'''

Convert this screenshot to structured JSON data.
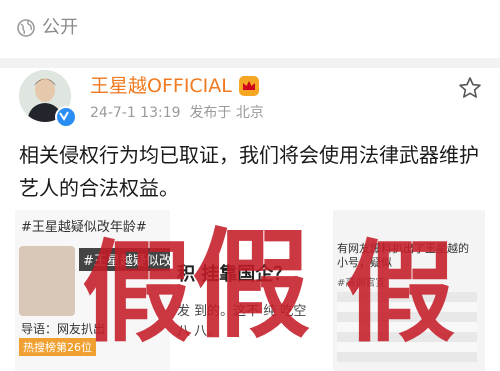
{
  "header": {
    "visibility": "公开",
    "globe_icon": "globe-icon"
  },
  "post": {
    "author": "王星越OFFICIAL",
    "crown_icon": "crown-badge-icon",
    "verified_icon": "verified-v-icon",
    "time": "24-7-1 13:19",
    "location": "发布于 北京",
    "text": "相关侵权行为均已取证，我们将会使用法律武器维护艺人的合法权益。"
  },
  "images": [
    {
      "hashtag": "#王星越疑似改年龄#",
      "hashtag_banner": "#王星越疑似改年",
      "caption": "导语：网友扒出",
      "badge": "热搜榜第26位"
    },
    {
      "headline": "积 挂靠国企？",
      "line1": "发 到的。这不 纯 吃空",
      "line2": "八 八。"
    },
    {
      "line1": "有网友爆料扒出了王星越的 小号，疑似",
      "line2": "#高调官宣"
    }
  ],
  "overlay": {
    "stamp": "假"
  },
  "colors": {
    "username": "#f07a20",
    "verified": "#2a8df4",
    "stamp": "#c41c28",
    "meta": "#9a9a9a"
  }
}
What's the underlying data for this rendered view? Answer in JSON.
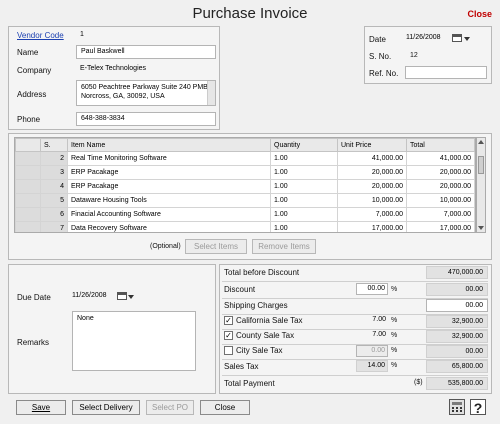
{
  "window": {
    "title": "Purchase Invoice",
    "close_label": "Close"
  },
  "vendor": {
    "code_label": "Vendor Code",
    "code": "1",
    "name_label": "Name",
    "name": "Paul Baskwell",
    "company_label": "Company",
    "company": "E-Telex Technologies",
    "address_label": "Address",
    "address_line1": "6050 Peachtree Parkway Suite 240 PMB,",
    "address_line2": "Norcross, GA, 30092, USA",
    "phone_label": "Phone",
    "phone": "648-388-3834"
  },
  "invoice": {
    "date_label": "Date",
    "date": "11/26/2008",
    "sno_label": "S. No.",
    "sno": "12",
    "refno_label": "Ref. No.",
    "refno": ""
  },
  "items_table": {
    "headers": [
      "S.",
      "Item Name",
      "Quantity",
      "Unit Price",
      "Total"
    ],
    "rows": [
      [
        "2",
        "Real Time Monitoring Software",
        "1.00",
        "41,000.00",
        "41,000.00"
      ],
      [
        "3",
        "ERP Pacakage",
        "1.00",
        "20,000.00",
        "20,000.00"
      ],
      [
        "4",
        "ERP Pacakage",
        "1.00",
        "20,000.00",
        "20,000.00"
      ],
      [
        "5",
        "Dataware Housing Tools",
        "1.00",
        "10,000.00",
        "10,000.00"
      ],
      [
        "6",
        "Finacial Accounting Software",
        "1.00",
        "7,000.00",
        "7,000.00"
      ],
      [
        "7",
        "Data Recovery Software",
        "1.00",
        "17,000.00",
        "17,000.00"
      ]
    ],
    "optional_label": "(Optional)",
    "select_items_label": "Select Items",
    "remove_items_label": "Remove Items"
  },
  "due": {
    "due_date_label": "Due Date",
    "due_date": "11/26/2008",
    "remarks_label": "Remarks",
    "remarks": "None"
  },
  "totals": {
    "total_before_discount_label": "Total before Discount",
    "total_before_discount": "470,000.00",
    "discount_label": "Discount",
    "discount_pct": "00.00",
    "discount_amount": "00.00",
    "shipping_label": "Shipping Charges",
    "shipping": "00.00",
    "ca_label": "California Sale Tax",
    "ca_checked": true,
    "ca_pct": "7.00",
    "ca_amount": "32,900.00",
    "county_label": "County Sale Tax",
    "county_checked": true,
    "county_pct": "7.00",
    "county_amount": "32,900.00",
    "city_label": "City Sale Tax",
    "city_checked": false,
    "city_pct": "0.00",
    "city_amount": "00.00",
    "sales_tax_label": "Sales Tax",
    "sales_tax_pct": "14.00",
    "sales_tax_amount": "65,800.00",
    "total_payment_label": "Total Payment",
    "currency": "($)",
    "total_payment": "535,800.00",
    "pct_symbol": "%",
    "check_mark": "✓"
  },
  "footer": {
    "save_label": "Save",
    "select_delivery_label": "Select Delivery",
    "select_po_label": "Select PO",
    "close_label": "Close",
    "help_label": "?"
  }
}
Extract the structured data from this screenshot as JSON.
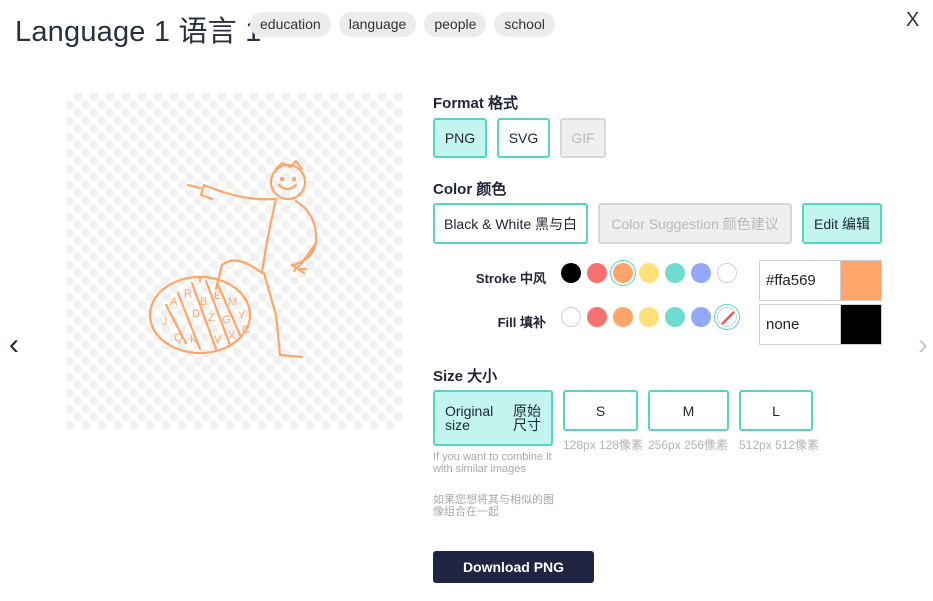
{
  "header": {
    "title": "Language 1 语言 1",
    "tags": [
      "education",
      "language",
      "people",
      "school"
    ],
    "close_label": "X"
  },
  "nav": {
    "prev": "‹",
    "next": "›"
  },
  "format": {
    "label": "Format 格式",
    "options": [
      "PNG",
      "SVG",
      "GIF"
    ],
    "selected": "PNG"
  },
  "color": {
    "label": "Color 颜色",
    "black_white": "Black & White 黑与白",
    "suggestion": "Color Suggestion 颜色建议",
    "edit": "Edit 编辑",
    "stroke_label": "Stroke 中风",
    "fill_label": "Fill 填补",
    "stroke_value": "#ffa569",
    "fill_value": "none",
    "palette": [
      "#000000",
      "#f87171",
      "#ffa569",
      "#fde07a",
      "#6fdccf",
      "#93a8f8",
      "#ffffff"
    ],
    "accent": "#53d7c4"
  },
  "size": {
    "label": "Size 大小",
    "original_en": "Original size",
    "original_cn": "原始 尺寸",
    "options": [
      {
        "label": "S",
        "sub": "128px 128像素"
      },
      {
        "label": "M",
        "sub": "256px 256像素"
      },
      {
        "label": "L",
        "sub": "512px 512像素"
      }
    ],
    "note_en": "If you want to combine it with similar images",
    "note_cn": "如果您想将其与相似的图像组合在一起"
  },
  "download_label": "Download PNG",
  "illustration": {
    "stroke_color": "#ffa569",
    "letters": [
      "A",
      "R",
      "B",
      "E",
      "M",
      "J",
      "D",
      "Z",
      "G",
      "Y",
      "Q",
      "K",
      "V",
      "X",
      "C"
    ]
  }
}
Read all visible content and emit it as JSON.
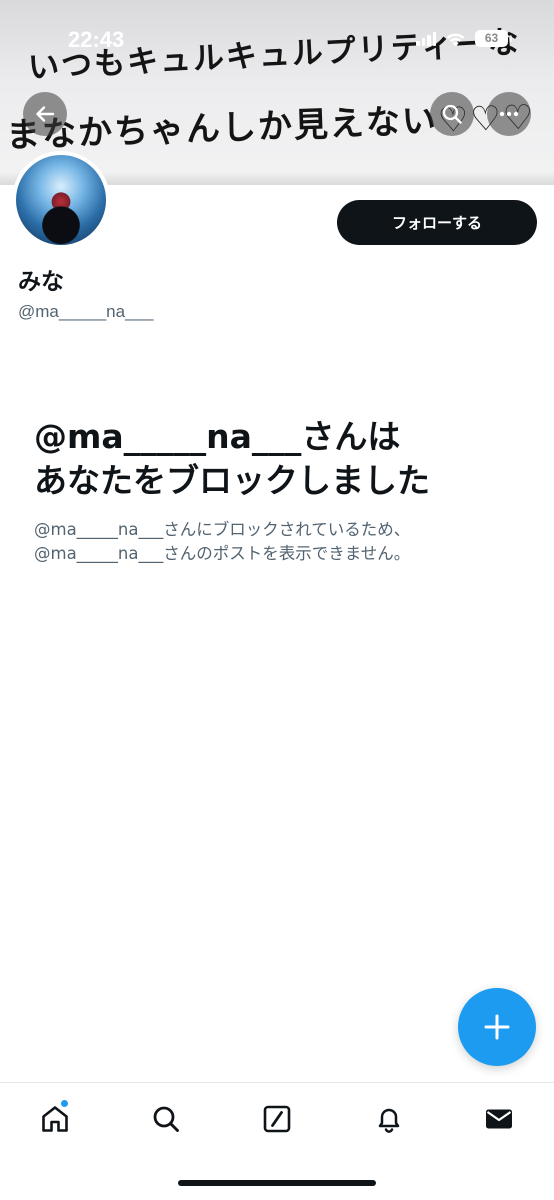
{
  "status_bar": {
    "time": "22:43",
    "battery": "63",
    "icons": [
      "signal-icon",
      "wifi-icon",
      "battery-icon"
    ]
  },
  "banner": {
    "line1": "いつもキュルキュルプリティーな",
    "line2": "まなかちゃんしか見えない♡♡♡"
  },
  "header": {
    "icons": [
      "back-arrow-icon",
      "search-icon",
      "more-icon"
    ]
  },
  "profile": {
    "follow_label": "フォローする",
    "display_name": "みな",
    "handle": "@ma_____na___"
  },
  "blocked": {
    "title_line1": "@ma_____na___さんは",
    "title_line2": "あなたをブロックしました",
    "desc_line1": "@ma_____na___さんにブロックされているため、",
    "desc_line2": "@ma_____na___さんのポストを表示できません。"
  },
  "fab": {
    "icon": "plus-icon"
  },
  "tab_bar": {
    "tabs": [
      "home-icon",
      "search-icon",
      "grok-icon",
      "bell-icon",
      "mail-icon"
    ],
    "home_has_notification": true
  },
  "colors": {
    "accent": "#1d9bf0",
    "text_primary": "#0f1419",
    "text_secondary": "#536471",
    "button_dark": "#0f1419"
  }
}
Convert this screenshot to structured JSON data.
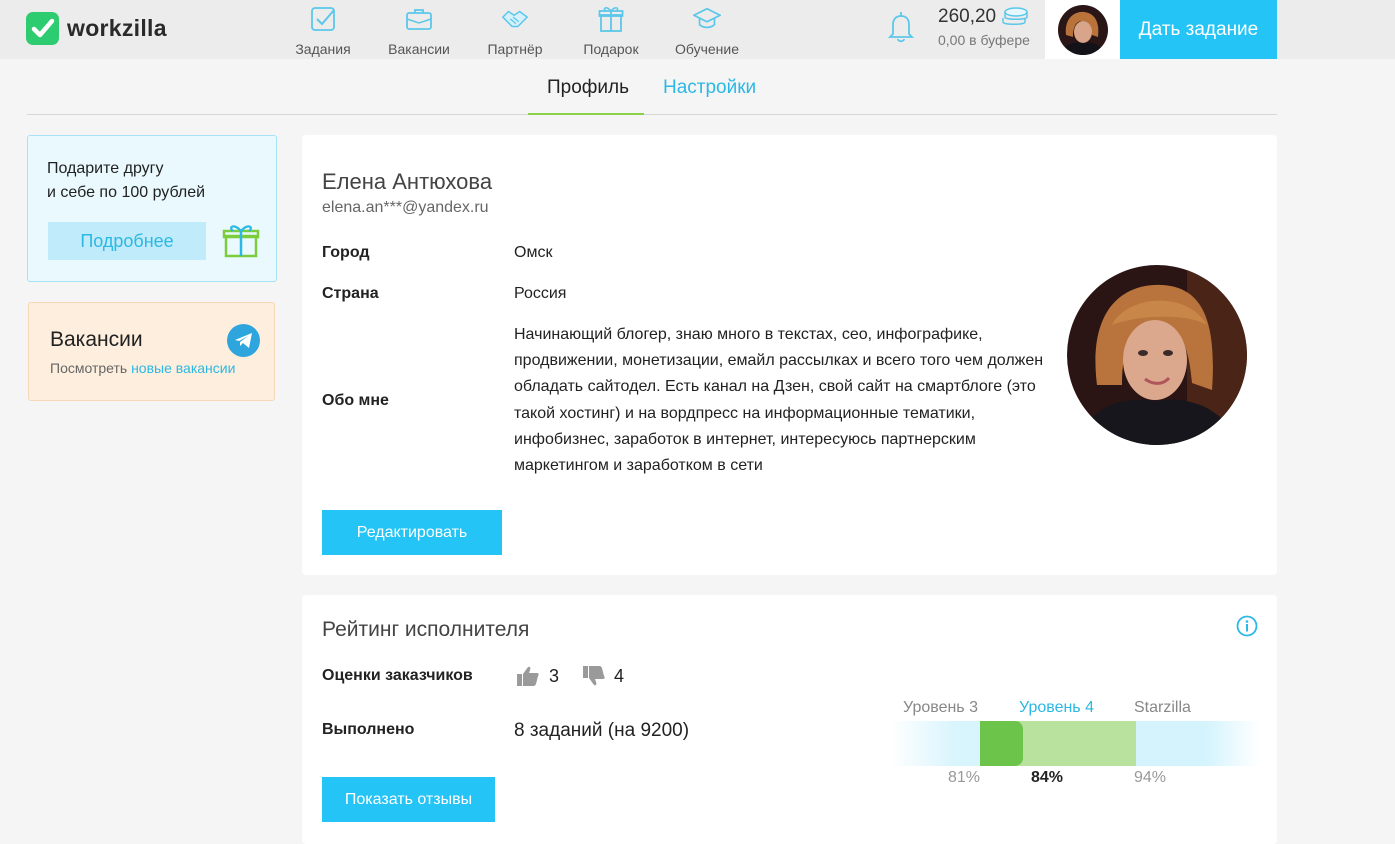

'''

What you return should match the records above word for word, minus the pictures.

# Correct answer
Convert this screenshot to structured JSON data.
{
  "header": {
    "visibility": "公开",
    "globe_icon": "globe-icon"
  },
  "post": {
    "author": "王星越OFFICIAL",
    "crown_icon": "crown-badge-icon",
    "verified_icon": "verified-v-icon",
    "time": "24-7-1 13:19",
    "location": "发布于 北京",
    "text": "相关侵权行为均已取证，我们将会使用法律武器维护艺人的合法权益。"
  },
  "images": [
    {
      "hashtag": "#王星越疑似改年龄#",
      "hashtag_banner": "#王星越疑似改年",
      "caption": "导语：网友扒出",
      "badge": "热搜榜第26位"
    },
    {
      "headline": "积 挂靠国企？",
      "line1": "发 到的。这不 纯 吃空",
      "line2": "八 八。"
    },
    {
      "line1": "有网友爆料扒出了王星越的 小号，疑似",
      "line2": "#高调官宣"
    }
  ],
  "overlay": {
    "stamp": "假"
  },
  "colors": {
    "username": "#f07a20",
    "verified": "#2a8df4",
    "stamp": "#c41c28",
    "meta": "#9a9a9a"
  }
}
What's the underlying data for this rendered view? Answer in JSON.
{
  "window": {
    "title": "Purchase Invoice",
    "close_label": "Close"
  },
  "vendor": {
    "code_label": "Vendor Code",
    "code": "1",
    "name_label": "Name",
    "name": "Paul Baskwell",
    "company_label": "Company",
    "company": "E-Telex Technologies",
    "address_label": "Address",
    "address_line1": "6050 Peachtree Parkway Suite 240 PMB,",
    "address_line2": "Norcross, GA, 30092, USA",
    "phone_label": "Phone",
    "phone": "648-388-3834"
  },
  "invoice": {
    "date_label": "Date",
    "date": "11/26/2008",
    "sno_label": "S. No.",
    "sno": "12",
    "refno_label": "Ref. No.",
    "refno": ""
  },
  "items_table": {
    "headers": [
      "S.",
      "Item Name",
      "Quantity",
      "Unit Price",
      "Total"
    ],
    "rows": [
      [
        "2",
        "Real Time Monitoring Software",
        "1.00",
        "41,000.00",
        "41,000.00"
      ],
      [
        "3",
        "ERP Pacakage",
        "1.00",
        "20,000.00",
        "20,000.00"
      ],
      [
        "4",
        "ERP Pacakage",
        "1.00",
        "20,000.00",
        "20,000.00"
      ],
      [
        "5",
        "Dataware Housing Tools",
        "1.00",
        "10,000.00",
        "10,000.00"
      ],
      [
        "6",
        "Finacial Accounting Software",
        "1.00",
        "7,000.00",
        "7,000.00"
      ],
      [
        "7",
        "Data Recovery Software",
        "1.00",
        "17,000.00",
        "17,000.00"
      ]
    ],
    "optional_label": "(Optional)",
    "select_items_label": "Select Items",
    "remove_items_label": "Remove Items"
  },
  "due": {
    "due_date_label": "Due Date",
    "due_date": "11/26/2008",
    "remarks_label": "Remarks",
    "remarks": "None"
  },
  "totals": {
    "total_before_discount_label": "Total before Discount",
    "total_before_discount": "470,000.00",
    "discount_label": "Discount",
    "discount_pct": "00.00",
    "discount_amount": "00.00",
    "shipping_label": "Shipping Charges",
    "shipping": "00.00",
    "ca_label": "California Sale Tax",
    "ca_checked": true,
    "ca_pct": "7.00",
    "ca_amount": "32,900.00",
    "county_label": "County Sale Tax",
    "county_checked": true,
    "county_pct": "7.00",
    "county_amount": "32,900.00",
    "city_label": "City Sale Tax",
    "city_checked": false,
    "city_pct": "0.00",
    "city_amount": "00.00",
    "sales_tax_label": "Sales Tax",
    "sales_tax_pct": "14.00",
    "sales_tax_amount": "65,800.00",
    "total_payment_label": "Total Payment",
    "currency": "($)",
    "total_payment": "535,800.00",
    "pct_symbol": "%",
    "check_mark": "✓"
  },
  "footer": {
    "save_label": "Save",
    "select_delivery_label": "Select Delivery",
    "select_po_label": "Select PO",
    "close_label": "Close",
    "help_label": "?"
  }
}
Extract the structured data from this screenshot as JSON.
{
  "header": {
    "title": "Language 1 语言 1",
    "tags": [
      "education",
      "language",
      "people",
      "school"
    ],
    "close_label": "X"
  },
  "nav": {
    "prev": "‹",
    "next": "›"
  },
  "format": {
    "label": "Format 格式",
    "options": [
      "PNG",
      "SVG",
      "GIF"
    ],
    "selected": "PNG"
  },
  "color": {
    "label": "Color 颜色",
    "black_white": "Black & White 黑与白",
    "suggestion": "Color Suggestion 颜色建议",
    "edit": "Edit 编辑",
    "stroke_label": "Stroke 中风",
    "fill_label": "Fill 填补",
    "stroke_value": "#ffa569",
    "fill_value": "none",
    "palette": [
      "#000000",
      "#f87171",
      "#ffa569",
      "#fde07a",
      "#6fdccf",
      "#93a8f8",
      "#ffffff"
    ],
    "accent": "#53d7c4"
  },
  "size": {
    "label": "Size 大小",
    "original_en": "Original size",
    "original_cn": "原始 尺寸",
    "options": [
      {
        "label": "S",
        "sub": "128px 128像素"
      },
      {
        "label": "M",
        "sub": "256px 256像素"
      },
      {
        "label": "L",
        "sub": "512px 512像素"
      }
    ],
    "note_en": "If you want to combine it with similar images",
    "note_cn": "如果您想将其与相似的图像组合在一起"
  },
  "download_label": "Download PNG",
  "illustration": {
    "stroke_color": "#ffa569",
    "letters": [
      "A",
      "R",
      "B",
      "E",
      "M",
      "J",
      "D",
      "Z",
      "G",
      "Y",
      "Q",
      "K",
      "V",
      "X",
      "C"
    ]
  }
}
Read all visible content and emit it as JSON.
{
  "status_bar": {
    "time": "22:43",
    "battery": "63",
    "icons": [
      "signal-icon",
      "wifi-icon",
      "battery-icon"
    ]
  },
  "banner": {
    "line1": "いつもキュルキュルプリティーな",
    "line2": "まなかちゃんしか見えない♡♡♡"
  },
  "header": {
    "icons": [
      "back-arrow-icon",
      "search-icon",
      "more-icon"
    ]
  },
  "profile": {
    "follow_label": "フォローする",
    "display_name": "みな",
    "handle": "@ma_____na___"
  },
  "blocked": {
    "title_line1": "@ma_____na___さんは",
    "title_line2": "あなたをブロックしました",
    "desc_line1": "@ma_____na___さんにブロックされているため、",
    "desc_line2": "@ma_____na___さんのポストを表示できません。"
  },
  "fab": {
    "icon": "plus-icon"
  },
  "tab_bar": {
    "tabs": [
      "home-icon",
      "search-icon",
      "grok-icon",
      "bell-icon",
      "mail-icon"
    ],
    "home_has_notification": true
  },
  "colors": {
    "accent": "#1d9bf0",
    "text_primary": "#0f1419",
    "text_secondary": "#536471",
    "button_dark": "#0f1419"
  }
}
Convert this screenshot to structured JSON data.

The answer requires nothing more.